EXERCISE DESCRIPTION: Scan the material and copy every line in which "Monat" appears.

[Stored data]
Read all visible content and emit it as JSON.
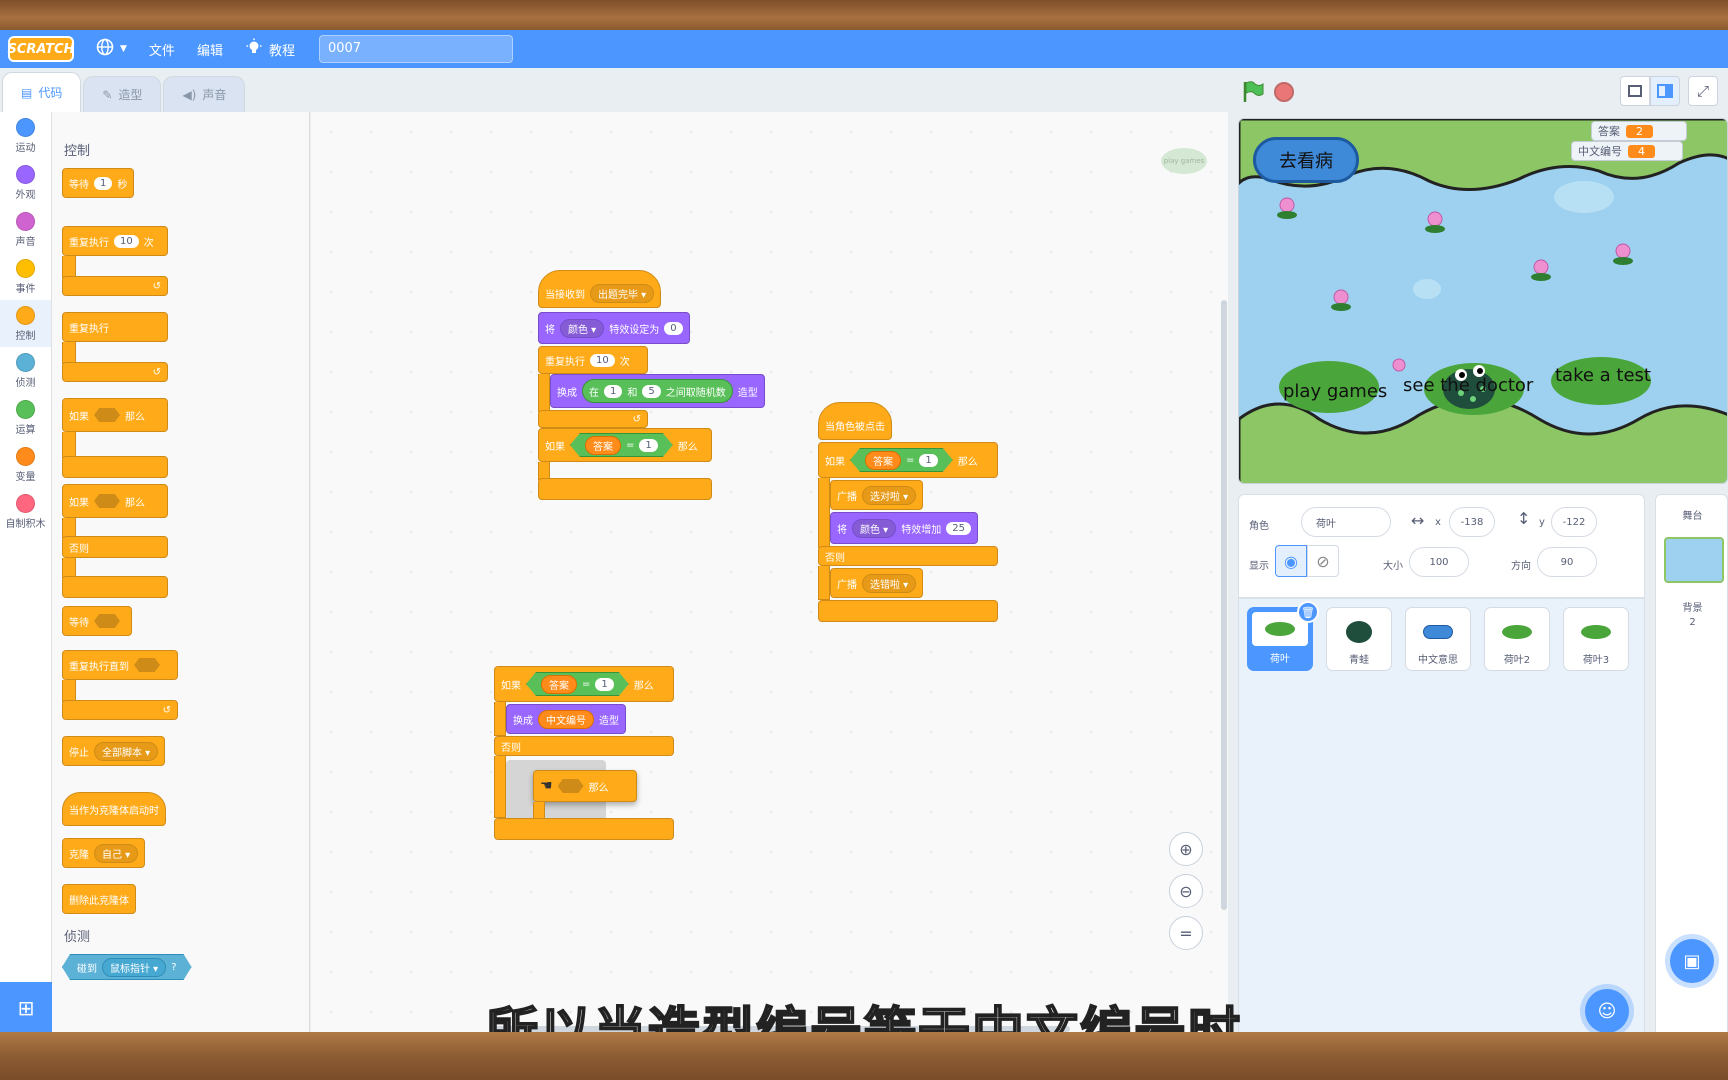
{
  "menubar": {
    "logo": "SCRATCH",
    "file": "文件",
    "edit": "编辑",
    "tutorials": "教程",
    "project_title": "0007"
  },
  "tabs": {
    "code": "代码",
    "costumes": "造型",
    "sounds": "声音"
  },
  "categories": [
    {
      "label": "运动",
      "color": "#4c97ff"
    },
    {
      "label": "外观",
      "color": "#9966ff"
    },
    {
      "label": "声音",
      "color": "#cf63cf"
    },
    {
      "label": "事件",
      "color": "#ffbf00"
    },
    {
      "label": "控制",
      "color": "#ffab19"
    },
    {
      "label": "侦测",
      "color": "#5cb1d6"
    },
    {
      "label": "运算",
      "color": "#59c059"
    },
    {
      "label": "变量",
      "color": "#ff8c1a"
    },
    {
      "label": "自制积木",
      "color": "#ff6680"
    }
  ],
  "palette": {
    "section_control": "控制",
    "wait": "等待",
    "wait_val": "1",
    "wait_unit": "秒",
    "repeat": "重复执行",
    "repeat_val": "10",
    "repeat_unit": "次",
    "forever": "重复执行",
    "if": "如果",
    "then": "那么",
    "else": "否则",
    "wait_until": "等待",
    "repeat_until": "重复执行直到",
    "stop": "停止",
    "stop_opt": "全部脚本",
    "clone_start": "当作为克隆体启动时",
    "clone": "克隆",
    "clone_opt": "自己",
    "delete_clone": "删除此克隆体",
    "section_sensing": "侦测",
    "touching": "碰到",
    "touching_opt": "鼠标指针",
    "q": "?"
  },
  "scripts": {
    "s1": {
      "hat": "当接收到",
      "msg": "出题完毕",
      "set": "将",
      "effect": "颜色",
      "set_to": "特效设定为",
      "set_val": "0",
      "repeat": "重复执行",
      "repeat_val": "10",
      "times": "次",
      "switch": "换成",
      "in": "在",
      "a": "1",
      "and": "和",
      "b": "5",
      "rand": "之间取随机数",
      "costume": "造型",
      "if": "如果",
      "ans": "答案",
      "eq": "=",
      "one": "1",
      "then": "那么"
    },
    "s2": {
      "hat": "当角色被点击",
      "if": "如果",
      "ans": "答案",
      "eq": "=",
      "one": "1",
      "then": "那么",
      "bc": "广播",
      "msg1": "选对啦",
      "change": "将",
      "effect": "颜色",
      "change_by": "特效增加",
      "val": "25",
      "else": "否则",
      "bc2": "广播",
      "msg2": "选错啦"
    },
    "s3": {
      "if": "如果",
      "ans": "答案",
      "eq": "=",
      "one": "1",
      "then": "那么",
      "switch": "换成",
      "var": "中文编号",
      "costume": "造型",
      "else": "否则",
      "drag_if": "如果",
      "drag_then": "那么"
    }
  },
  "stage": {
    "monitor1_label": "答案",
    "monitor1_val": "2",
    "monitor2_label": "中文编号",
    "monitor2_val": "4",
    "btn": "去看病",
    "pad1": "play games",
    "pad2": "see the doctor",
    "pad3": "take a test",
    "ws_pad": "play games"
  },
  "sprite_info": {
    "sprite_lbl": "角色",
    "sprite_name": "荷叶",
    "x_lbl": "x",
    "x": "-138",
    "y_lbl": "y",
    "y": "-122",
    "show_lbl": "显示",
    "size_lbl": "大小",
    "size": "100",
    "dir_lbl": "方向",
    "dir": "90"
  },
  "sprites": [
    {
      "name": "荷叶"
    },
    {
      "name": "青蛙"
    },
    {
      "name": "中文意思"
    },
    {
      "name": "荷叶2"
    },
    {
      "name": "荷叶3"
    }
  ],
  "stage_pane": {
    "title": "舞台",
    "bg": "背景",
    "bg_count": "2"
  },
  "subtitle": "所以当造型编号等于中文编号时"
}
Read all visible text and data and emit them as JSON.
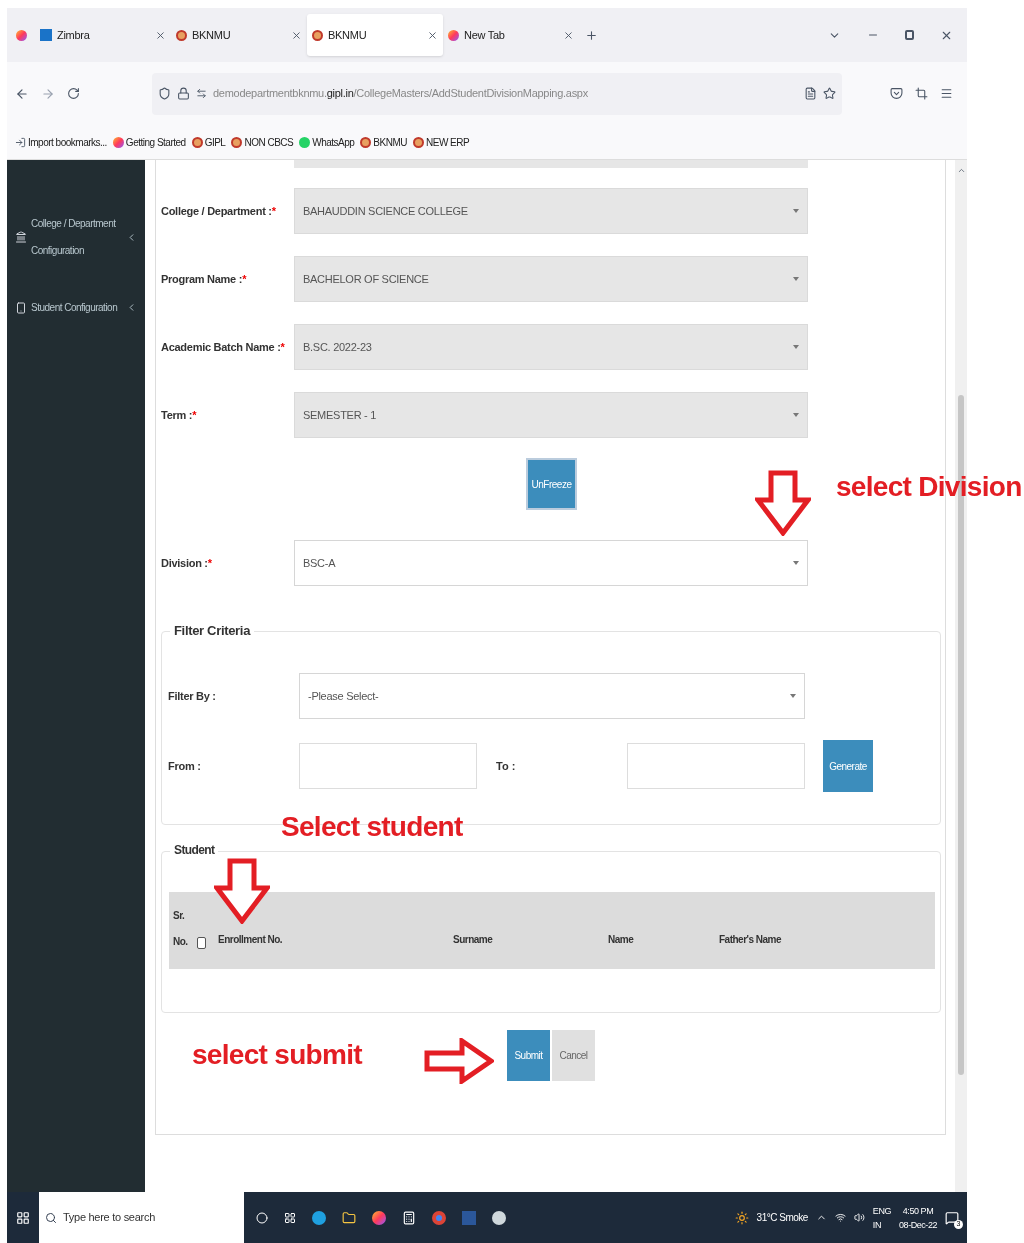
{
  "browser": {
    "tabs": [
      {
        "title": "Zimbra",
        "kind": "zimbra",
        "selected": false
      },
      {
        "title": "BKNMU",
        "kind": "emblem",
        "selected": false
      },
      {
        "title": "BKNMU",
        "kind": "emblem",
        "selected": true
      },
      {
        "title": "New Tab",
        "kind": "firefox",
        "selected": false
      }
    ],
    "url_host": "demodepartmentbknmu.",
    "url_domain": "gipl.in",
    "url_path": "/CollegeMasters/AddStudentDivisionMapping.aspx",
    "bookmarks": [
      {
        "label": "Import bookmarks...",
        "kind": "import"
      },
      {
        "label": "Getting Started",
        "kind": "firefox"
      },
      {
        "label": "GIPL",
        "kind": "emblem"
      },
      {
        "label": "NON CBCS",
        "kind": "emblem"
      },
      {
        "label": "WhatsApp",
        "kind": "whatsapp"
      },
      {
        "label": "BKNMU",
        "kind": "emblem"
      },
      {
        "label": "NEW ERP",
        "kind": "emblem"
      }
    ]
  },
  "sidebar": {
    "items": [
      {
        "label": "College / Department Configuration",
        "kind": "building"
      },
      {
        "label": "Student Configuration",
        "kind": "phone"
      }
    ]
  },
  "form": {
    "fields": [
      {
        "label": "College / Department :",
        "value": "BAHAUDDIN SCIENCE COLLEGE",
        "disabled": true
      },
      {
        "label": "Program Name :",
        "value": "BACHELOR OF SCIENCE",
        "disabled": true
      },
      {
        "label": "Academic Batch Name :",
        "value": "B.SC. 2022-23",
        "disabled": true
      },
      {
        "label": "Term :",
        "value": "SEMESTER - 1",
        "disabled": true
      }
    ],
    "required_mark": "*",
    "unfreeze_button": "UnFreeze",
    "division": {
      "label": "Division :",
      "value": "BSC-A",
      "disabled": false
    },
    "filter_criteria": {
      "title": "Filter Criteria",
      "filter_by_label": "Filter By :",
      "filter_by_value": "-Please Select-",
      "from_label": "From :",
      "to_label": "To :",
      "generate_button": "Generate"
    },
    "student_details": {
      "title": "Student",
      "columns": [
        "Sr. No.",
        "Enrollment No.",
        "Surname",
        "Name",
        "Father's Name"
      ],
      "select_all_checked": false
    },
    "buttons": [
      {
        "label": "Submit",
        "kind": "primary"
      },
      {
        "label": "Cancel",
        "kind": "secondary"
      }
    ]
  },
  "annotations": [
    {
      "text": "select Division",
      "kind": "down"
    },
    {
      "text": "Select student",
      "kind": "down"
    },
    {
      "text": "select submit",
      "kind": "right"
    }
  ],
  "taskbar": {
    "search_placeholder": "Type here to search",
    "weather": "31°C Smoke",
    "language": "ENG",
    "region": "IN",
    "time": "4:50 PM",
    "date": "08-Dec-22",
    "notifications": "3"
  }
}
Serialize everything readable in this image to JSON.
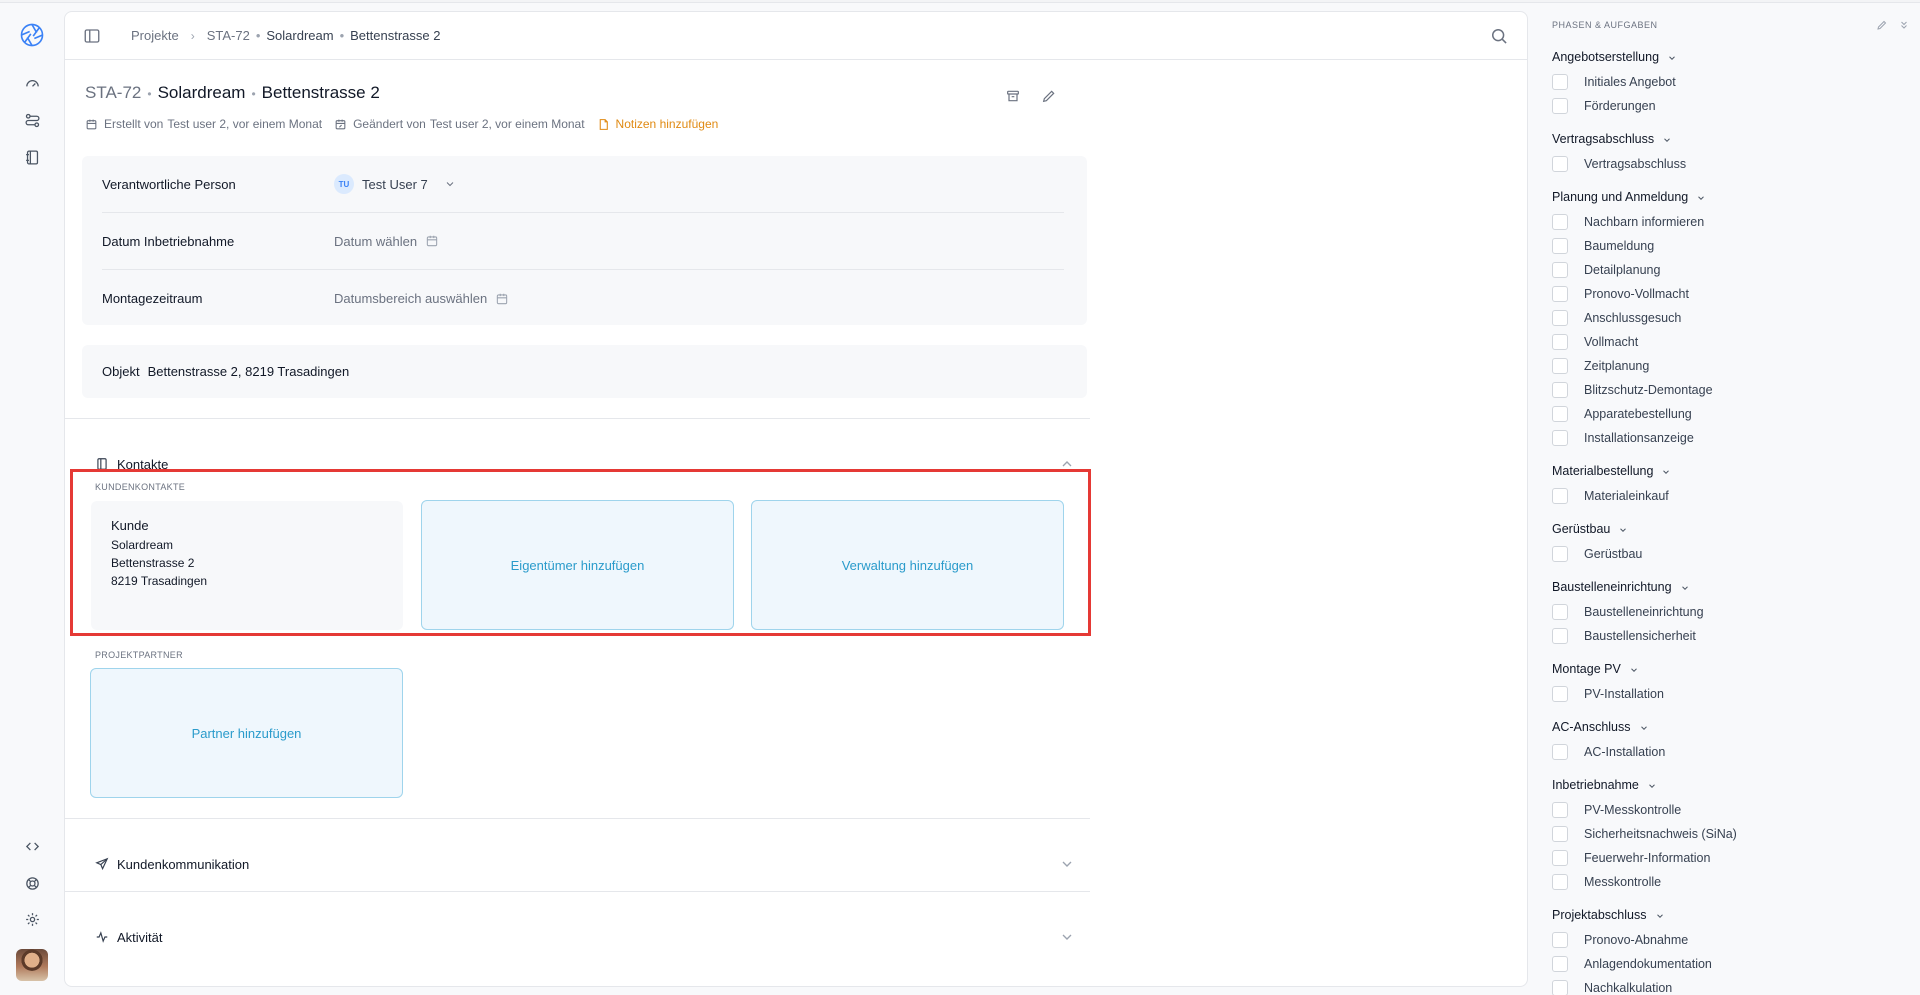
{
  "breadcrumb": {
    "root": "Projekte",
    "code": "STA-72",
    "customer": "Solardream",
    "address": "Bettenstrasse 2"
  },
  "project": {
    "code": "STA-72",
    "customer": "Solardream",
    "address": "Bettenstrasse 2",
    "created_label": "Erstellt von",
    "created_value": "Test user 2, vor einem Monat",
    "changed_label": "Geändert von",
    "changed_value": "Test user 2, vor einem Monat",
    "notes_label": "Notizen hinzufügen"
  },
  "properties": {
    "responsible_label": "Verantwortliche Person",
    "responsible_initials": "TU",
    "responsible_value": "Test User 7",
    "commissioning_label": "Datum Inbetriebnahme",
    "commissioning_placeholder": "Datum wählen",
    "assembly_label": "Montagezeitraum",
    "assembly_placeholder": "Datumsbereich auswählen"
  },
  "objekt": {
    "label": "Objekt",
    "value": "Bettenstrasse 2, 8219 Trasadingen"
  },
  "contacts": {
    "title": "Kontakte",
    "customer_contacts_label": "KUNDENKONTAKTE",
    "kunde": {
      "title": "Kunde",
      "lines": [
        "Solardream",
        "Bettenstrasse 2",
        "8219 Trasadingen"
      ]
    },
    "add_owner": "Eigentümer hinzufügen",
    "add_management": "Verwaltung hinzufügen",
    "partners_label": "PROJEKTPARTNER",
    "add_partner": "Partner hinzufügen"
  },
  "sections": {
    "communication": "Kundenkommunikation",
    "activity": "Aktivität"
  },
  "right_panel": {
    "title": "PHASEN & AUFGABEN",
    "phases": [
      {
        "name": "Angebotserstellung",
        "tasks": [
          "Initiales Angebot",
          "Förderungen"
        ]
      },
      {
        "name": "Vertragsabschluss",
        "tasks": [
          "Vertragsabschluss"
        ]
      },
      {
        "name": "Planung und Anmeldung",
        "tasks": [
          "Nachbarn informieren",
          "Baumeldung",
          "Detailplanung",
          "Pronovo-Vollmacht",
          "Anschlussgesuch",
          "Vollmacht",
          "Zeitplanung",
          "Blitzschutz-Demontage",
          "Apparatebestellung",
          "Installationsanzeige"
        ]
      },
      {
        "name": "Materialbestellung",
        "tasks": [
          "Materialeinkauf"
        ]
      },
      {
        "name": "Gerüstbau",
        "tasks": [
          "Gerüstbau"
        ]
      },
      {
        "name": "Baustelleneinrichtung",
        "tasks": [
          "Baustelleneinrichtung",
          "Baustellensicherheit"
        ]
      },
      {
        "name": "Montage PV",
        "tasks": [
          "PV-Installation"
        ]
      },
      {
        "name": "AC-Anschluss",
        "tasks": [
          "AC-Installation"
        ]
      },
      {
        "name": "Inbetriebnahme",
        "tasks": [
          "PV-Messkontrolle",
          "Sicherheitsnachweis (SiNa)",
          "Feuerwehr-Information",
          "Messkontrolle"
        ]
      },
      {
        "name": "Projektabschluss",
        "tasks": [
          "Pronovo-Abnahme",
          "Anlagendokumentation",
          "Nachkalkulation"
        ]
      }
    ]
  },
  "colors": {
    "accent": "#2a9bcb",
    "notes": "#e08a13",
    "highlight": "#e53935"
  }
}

ANSWER TO THIS PROBLEM:
    "created_value": "Test user 2, vor einem Monat",
    "changed_value": "Test user 2, vor einem Monat",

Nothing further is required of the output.